DATA PROVIDED:
★ ★ ★
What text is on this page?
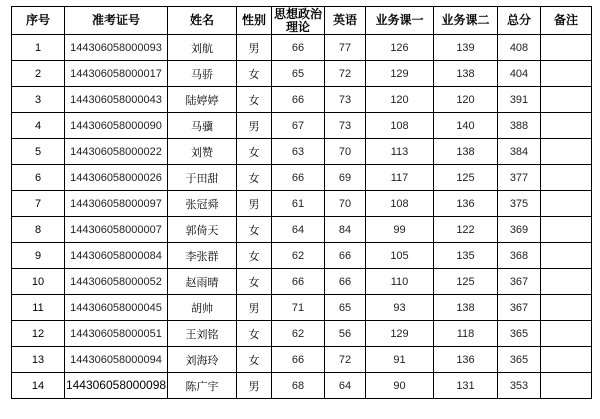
序号	准考证号	姓名	性别	思想政治理论	英语	业务课一	业务课二	总分	备注
1	144306058000093	刘航	男	66	77	126	139	408	
2	144306058000017	马骄	女	65	72	129	138	404	
3	144306058000043	陆婷婷	女	66	73	120	120	391	
4	144306058000090	马骥	男	67	73	108	140	388	
5	144306058000022	刘赞	女	63	70	113	138	384	
6	144306058000026	于田甜	女	66	69	117	125	377	
7	144306058000097	张冠舜	男	61	70	108	136	375	
8	144306058000007	郭倚天	女	64	84	99	122	369	
9	144306058000084	李张群	女	62	66	105	135	368	
10	144306058000052	赵雨晴	女	66	66	110	125	367	
11	144306058000045	胡帅	男	71	65	93	138	367	
12	144306058000051	王刘铭	女	62	56	129	118	365	
13	144306058000094	刘海玲	女	66	72	91	136	365	
14	144306058000098	陈广宇	男	68	64	90	131	353	
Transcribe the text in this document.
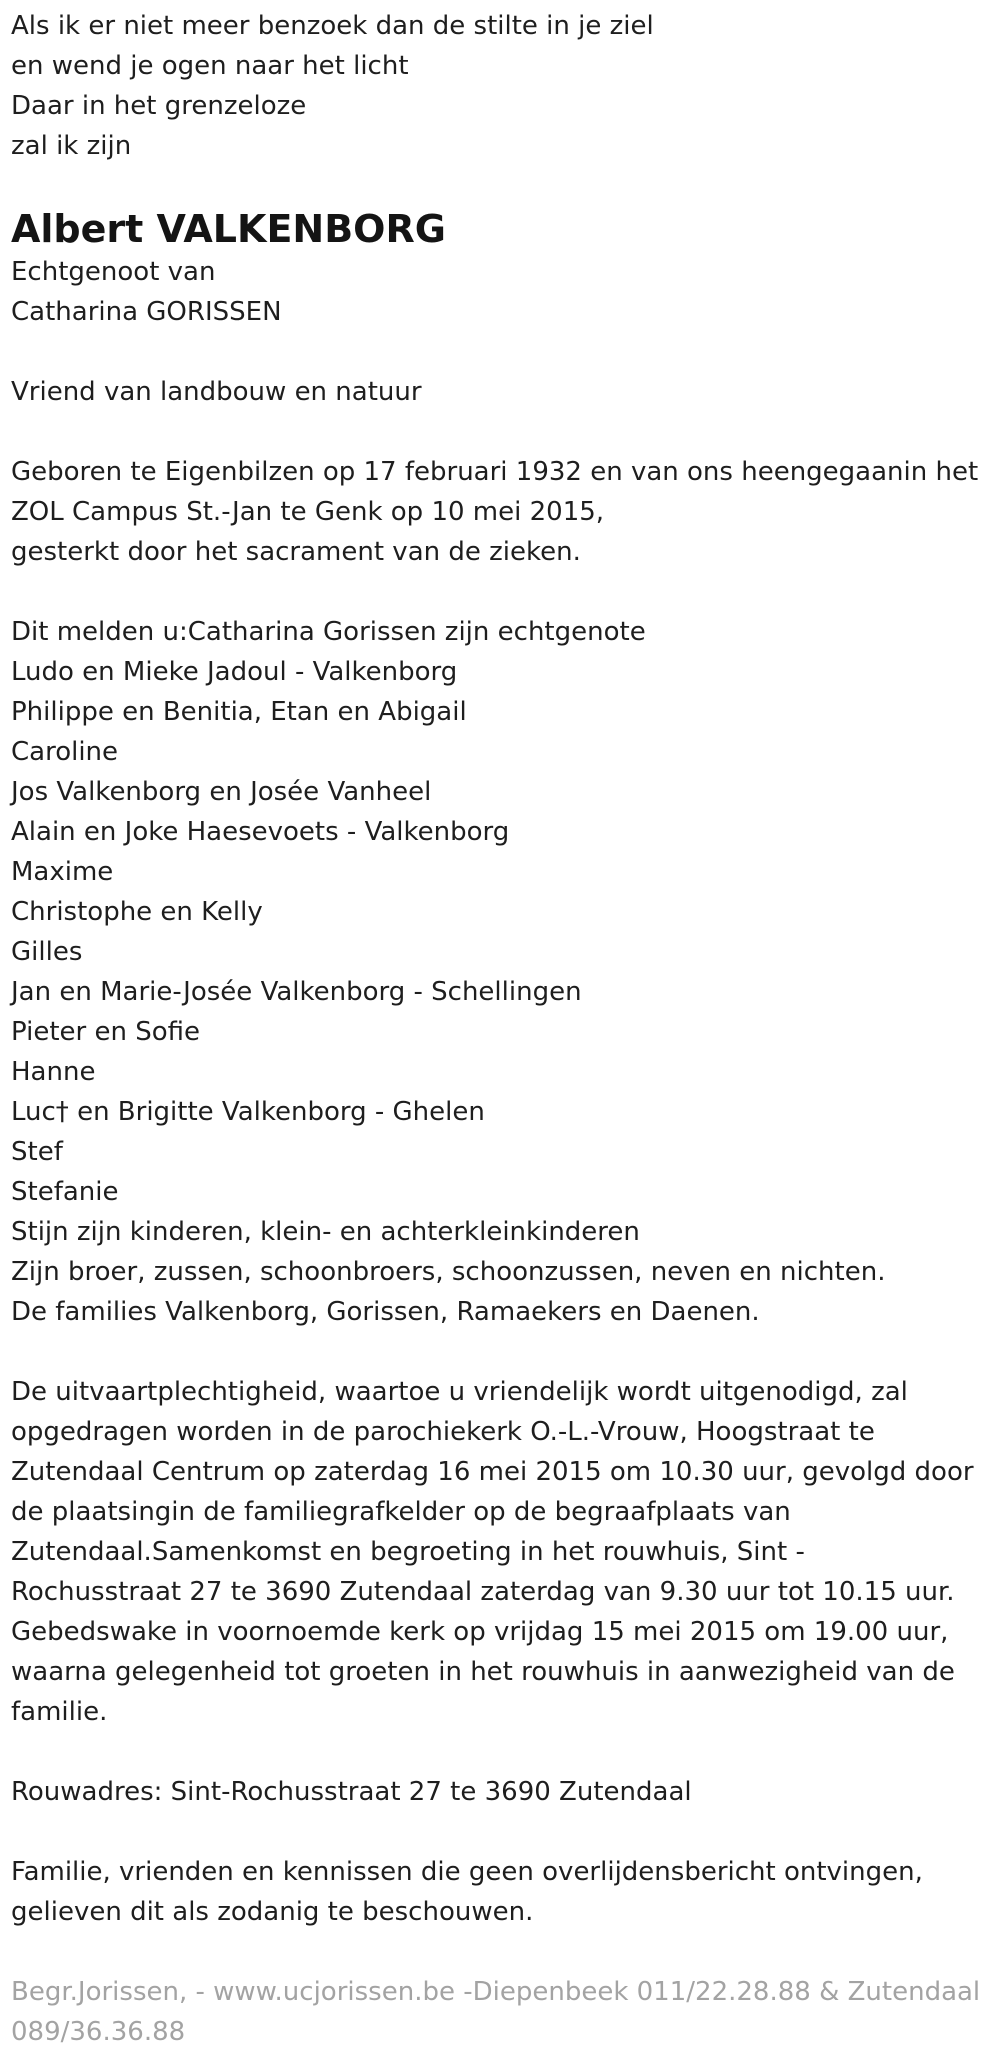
Als ik er niet meer benzoek dan de stilte in je ziel

en wend je ogen naar het licht

Daar in het grenzeloze

zal ik zijn

Albert VALKENBORG

Echtgenoot van

Catharina GORISSEN

Vriend van landbouw en natuur

Geboren te Eigenbilzen op 17 februari 1932 en van ons heengegaanin het

ZOL Campus St.-Jan te Genk op 10 mei 2015,

gesterkt door het sacrament van de zieken.

Dit melden u:Catharina Gorissen zijn echtgenote

Ludo en Mieke Jadoul - Valkenborg

Philippe en Benitia, Etan en Abigail

Caroline

Jos Valkenborg en Josée Vanheel

Alain en Joke Haesevoets - Valkenborg

Maxime

Christophe en Kelly

Gilles

Jan en Marie-Josée Valkenborg - Schellingen

Pieter en Sofie

Hanne

Luc† en Brigitte Valkenborg - Ghelen

Stef

Stefanie

Stijn zijn kinderen, klein- en achterkleinkinderen

Zijn broer, zussen, schoonbroers, schoonzussen, neven en nichten.

De families Valkenborg, Gorissen, Ramaekers en Daenen.

De uitvaartplechtigheid, waartoe u vriendelijk wordt uitgenodigd, zal

opgedragen worden in de parochiekerk O.-L.-Vrouw, Hoogstraat te

Zutendaal Centrum op zaterdag 16 mei 2015 om 10.30 uur, gevolgd door

de plaatsingin de familiegrafkelder op de begraafplaats van

Zutendaal.Samenkomst en begroeting in het rouwhuis, Sint -

Rochusstraat 27 te 3690 Zutendaal zaterdag van 9.30 uur tot 10.15 uur.

Gebedswake in voornoemde kerk op vrijdag 15 mei 2015 om 19.00 uur,

waarna gelegenheid tot groeten in het rouwhuis in aanwezigheid van de

familie.

Rouwadres: Sint-Rochusstraat 27 te 3690 Zutendaal

Familie, vrienden en kennissen die geen overlijdensbericht ontvingen,

gelieven dit als zodanig te beschouwen.

Begr.Jorissen, - www.ucjorissen.be -Diepenbeek 011/22.28.88 & Zutendaal

089/36.36.88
★ ★ ★
TASK PROMPT:
Find the word "Josée" in the entries above and gather every line that holds it.

RESULT OF THE TASK:
Jos Valkenborg en Josée Vanheel
Jan en Marie-Josée Valkenborg - Schellingen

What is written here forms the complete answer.